Requirement: Scan the records below for the word "Aufsatz" and give only the number of lines that hold it.

Provided material:
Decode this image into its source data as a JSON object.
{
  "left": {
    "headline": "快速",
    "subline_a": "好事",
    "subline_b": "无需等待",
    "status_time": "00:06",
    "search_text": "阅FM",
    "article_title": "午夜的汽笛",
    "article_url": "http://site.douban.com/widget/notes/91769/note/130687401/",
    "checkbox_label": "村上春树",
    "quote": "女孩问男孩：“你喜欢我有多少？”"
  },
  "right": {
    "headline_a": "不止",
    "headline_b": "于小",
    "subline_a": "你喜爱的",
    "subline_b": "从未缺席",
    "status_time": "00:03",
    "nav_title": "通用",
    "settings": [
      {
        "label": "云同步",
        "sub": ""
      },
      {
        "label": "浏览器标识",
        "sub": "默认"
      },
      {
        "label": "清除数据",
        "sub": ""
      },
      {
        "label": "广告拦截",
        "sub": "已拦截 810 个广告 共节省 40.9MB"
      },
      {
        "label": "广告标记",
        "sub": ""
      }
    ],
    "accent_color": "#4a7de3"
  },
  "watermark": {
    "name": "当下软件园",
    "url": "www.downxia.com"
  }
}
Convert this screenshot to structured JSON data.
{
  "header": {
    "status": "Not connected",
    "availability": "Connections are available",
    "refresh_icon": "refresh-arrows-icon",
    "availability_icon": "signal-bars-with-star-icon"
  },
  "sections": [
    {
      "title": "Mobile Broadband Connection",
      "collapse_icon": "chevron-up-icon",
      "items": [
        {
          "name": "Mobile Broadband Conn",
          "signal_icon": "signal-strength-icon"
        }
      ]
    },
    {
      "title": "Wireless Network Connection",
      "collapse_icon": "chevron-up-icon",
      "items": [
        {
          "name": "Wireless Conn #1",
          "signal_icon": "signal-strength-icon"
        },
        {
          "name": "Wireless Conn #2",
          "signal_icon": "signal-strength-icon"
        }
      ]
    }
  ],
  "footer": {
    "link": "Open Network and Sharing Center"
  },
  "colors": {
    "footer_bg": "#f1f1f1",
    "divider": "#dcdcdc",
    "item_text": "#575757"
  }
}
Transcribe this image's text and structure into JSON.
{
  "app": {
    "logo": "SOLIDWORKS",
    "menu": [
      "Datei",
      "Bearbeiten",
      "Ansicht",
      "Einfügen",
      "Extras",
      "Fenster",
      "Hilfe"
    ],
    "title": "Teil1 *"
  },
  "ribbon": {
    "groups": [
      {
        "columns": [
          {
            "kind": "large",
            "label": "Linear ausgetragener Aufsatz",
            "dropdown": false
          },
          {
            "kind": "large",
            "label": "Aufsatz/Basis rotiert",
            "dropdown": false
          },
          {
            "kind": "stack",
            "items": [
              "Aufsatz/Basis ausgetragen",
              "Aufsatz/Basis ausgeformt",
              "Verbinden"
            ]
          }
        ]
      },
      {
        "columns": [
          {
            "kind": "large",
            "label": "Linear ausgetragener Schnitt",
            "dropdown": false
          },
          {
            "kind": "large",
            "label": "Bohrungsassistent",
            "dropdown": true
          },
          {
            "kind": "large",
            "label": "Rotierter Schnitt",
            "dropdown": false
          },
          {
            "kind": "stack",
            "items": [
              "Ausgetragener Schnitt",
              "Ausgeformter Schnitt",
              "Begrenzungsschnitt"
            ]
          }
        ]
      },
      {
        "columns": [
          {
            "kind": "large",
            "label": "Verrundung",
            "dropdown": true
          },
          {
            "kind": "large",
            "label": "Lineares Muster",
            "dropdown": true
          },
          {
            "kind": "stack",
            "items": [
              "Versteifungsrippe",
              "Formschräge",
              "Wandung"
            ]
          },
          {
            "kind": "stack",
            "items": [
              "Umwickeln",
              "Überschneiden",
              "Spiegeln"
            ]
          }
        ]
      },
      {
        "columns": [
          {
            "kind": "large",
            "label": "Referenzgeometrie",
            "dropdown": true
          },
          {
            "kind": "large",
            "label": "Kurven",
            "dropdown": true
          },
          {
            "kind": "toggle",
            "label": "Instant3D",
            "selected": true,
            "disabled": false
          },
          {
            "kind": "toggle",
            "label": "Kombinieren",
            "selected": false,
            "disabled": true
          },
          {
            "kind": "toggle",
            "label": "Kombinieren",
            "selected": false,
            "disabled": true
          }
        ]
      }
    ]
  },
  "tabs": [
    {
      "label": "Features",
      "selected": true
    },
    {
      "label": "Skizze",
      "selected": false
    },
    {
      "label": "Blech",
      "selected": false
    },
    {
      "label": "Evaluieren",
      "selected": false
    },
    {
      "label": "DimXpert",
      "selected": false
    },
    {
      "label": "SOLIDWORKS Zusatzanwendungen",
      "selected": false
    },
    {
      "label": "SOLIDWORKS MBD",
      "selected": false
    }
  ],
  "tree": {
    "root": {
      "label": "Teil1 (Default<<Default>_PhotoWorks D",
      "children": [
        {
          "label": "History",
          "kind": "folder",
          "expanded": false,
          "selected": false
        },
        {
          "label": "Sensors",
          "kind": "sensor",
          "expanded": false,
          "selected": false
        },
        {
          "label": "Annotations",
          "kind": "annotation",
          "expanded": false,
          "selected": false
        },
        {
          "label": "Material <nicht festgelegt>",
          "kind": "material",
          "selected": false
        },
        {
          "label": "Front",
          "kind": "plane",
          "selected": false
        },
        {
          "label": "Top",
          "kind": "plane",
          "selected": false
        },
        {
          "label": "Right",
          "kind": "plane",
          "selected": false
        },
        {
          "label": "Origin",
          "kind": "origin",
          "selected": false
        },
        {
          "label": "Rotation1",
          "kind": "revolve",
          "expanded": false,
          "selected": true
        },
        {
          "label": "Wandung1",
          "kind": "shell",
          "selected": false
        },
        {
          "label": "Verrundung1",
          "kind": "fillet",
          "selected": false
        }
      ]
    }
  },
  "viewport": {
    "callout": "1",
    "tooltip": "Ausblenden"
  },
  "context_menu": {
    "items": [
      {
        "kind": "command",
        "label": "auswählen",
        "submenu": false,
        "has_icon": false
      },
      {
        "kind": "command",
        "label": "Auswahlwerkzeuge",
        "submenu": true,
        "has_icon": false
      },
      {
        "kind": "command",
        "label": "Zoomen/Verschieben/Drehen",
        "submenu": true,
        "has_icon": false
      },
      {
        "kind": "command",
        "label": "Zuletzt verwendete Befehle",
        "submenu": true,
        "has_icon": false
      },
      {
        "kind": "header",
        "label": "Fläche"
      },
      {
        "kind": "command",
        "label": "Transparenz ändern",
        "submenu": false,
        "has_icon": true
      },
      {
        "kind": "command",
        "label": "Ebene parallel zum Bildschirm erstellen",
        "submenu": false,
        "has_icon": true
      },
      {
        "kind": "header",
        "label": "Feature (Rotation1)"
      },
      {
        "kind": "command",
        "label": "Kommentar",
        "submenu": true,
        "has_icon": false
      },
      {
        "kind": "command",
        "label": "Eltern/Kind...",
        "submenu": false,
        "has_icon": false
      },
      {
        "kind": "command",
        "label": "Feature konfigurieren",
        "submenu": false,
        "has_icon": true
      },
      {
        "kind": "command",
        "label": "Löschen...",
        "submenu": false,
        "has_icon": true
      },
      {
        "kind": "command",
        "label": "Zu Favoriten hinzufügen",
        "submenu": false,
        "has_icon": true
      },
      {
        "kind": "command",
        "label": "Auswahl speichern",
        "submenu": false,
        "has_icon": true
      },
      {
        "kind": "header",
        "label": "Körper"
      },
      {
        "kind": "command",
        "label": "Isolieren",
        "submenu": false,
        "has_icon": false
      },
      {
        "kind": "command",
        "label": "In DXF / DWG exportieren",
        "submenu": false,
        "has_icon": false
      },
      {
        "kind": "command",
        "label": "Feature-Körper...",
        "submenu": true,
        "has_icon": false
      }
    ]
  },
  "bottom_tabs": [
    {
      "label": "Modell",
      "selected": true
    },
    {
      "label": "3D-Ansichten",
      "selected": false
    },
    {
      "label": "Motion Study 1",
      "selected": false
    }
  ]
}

The result: 4